- [DATASET ROWS]
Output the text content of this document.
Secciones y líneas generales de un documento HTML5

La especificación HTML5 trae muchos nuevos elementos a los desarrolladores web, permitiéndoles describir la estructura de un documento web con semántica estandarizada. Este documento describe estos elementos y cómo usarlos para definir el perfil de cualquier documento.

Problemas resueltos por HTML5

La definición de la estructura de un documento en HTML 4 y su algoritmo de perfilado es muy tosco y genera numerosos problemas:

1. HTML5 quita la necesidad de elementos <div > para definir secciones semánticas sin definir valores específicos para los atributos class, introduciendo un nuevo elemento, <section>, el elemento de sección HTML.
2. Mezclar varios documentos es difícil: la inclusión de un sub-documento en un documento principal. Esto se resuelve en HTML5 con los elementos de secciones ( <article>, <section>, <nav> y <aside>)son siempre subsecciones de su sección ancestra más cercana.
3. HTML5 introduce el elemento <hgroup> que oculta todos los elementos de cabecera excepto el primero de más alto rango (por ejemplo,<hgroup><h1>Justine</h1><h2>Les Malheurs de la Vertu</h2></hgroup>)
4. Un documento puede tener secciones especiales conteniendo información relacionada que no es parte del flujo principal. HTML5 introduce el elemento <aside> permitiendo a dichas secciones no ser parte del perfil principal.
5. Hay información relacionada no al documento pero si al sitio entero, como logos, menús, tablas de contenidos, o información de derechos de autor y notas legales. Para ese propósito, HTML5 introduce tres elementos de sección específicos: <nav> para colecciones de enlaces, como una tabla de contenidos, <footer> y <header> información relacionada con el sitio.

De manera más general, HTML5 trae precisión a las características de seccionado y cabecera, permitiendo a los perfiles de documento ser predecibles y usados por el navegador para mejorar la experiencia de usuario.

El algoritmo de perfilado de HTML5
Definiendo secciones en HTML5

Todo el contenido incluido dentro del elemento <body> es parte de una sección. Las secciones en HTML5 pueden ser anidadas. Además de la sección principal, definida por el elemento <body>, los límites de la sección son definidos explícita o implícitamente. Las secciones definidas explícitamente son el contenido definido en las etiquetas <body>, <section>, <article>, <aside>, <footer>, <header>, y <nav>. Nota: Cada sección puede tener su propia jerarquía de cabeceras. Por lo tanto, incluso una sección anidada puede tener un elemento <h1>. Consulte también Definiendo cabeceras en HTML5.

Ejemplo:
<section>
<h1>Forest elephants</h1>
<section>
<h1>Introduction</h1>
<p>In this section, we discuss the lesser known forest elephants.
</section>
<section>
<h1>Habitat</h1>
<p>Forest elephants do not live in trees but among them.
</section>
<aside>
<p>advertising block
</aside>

- [AIM OF THE EXERCISE]
The records above should be restated word for word, please.

- [OUTPUT BELOW]
Output the text content of this document.
Secciones y líneas generales de un documento HTML5

La especificación HTML5 trae muchos nuevos elementos a los desarrolladores web, permitiéndoles describir la estructura de un documento web con semántica estandarizada. Este documento describe estos elementos y cómo usarlos para definir el perfil de cualquier documento.

Problemas resueltos por HTML5

La definición de la estructura de un documento en HTML 4 y su algoritmo de perfilado es muy tosco y genera numerosos problemas:

1. HTML5 quita la necesidad de elementos <div > para definir secciones semánticas sin definir valores específicos para los atributos class, introduciendo un nuevo elemento, <section>, el elemento de sección HTML.
2. Mezclar varios documentos es difícil: la inclusión de un sub-documento en un documento principal. Esto se resuelve en HTML5 con los elementos de secciones ( <article>, <section>, <nav> y <aside>)son siempre subsecciones de su sección ancestra más cercana.
3. HTML5 introduce el elemento <hgroup> que oculta todos los elementos de cabecera excepto el primero de más alto rango (por ejemplo,<hgroup><h1>Justine</h1><h2>Les Malheurs de la Vertu</h2></hgroup>)
4. Un documento puede tener secciones especiales conteniendo información relacionada que no es parte del flujo principal. HTML5 introduce el elemento <aside> permitiendo a dichas secciones no ser parte del perfil principal.
5. Hay información relacionada no al documento pero si al sitio entero, como logos, menús, tablas de contenidos, o información de derechos de autor y notas legales. Para ese propósito, HTML5 introduce tres elementos de sección específicos: <nav> para colecciones de enlaces, como una tabla de contenidos, <footer> y <header> información relacionada con el sitio.

De manera más general, HTML5 trae precisión a las características de seccionado y cabecera, permitiendo a los perfiles de documento ser predecibles y usados por el navegador para mejorar la experiencia de usuario.

El algoritmo de perfilado de HTML5
Definiendo secciones en HTML5

Todo el contenido incluido dentro del elemento <body> es parte de una sección. Las secciones en HTML5 pueden ser anidadas. Además de la sección principal, definida por el elemento <body>, los límites de la sección son definidos explícita o implícitamente. Las secciones definidas explícitamente son el contenido definido en las etiquetas <body>, <section>, <article>, <aside>, <footer>, <header>, y <nav>. Nota: Cada sección puede tener su propia jerarquía de cabeceras. Por lo tanto, incluso una sección anidada puede tener un elemento <h1>. Consulte también Definiendo cabeceras en HTML5.

Ejemplo:
<section>
<h1>Forest elephants</h1>
<section>
<h1>Introduction</h1>
<p>In this section, we discuss the lesser known forest elephants.
</section>
<section>
<h1>Habitat</h1>
<p>Forest elephants do not live in trees but among them.
</section>
<aside>
<p>advertising block
</aside>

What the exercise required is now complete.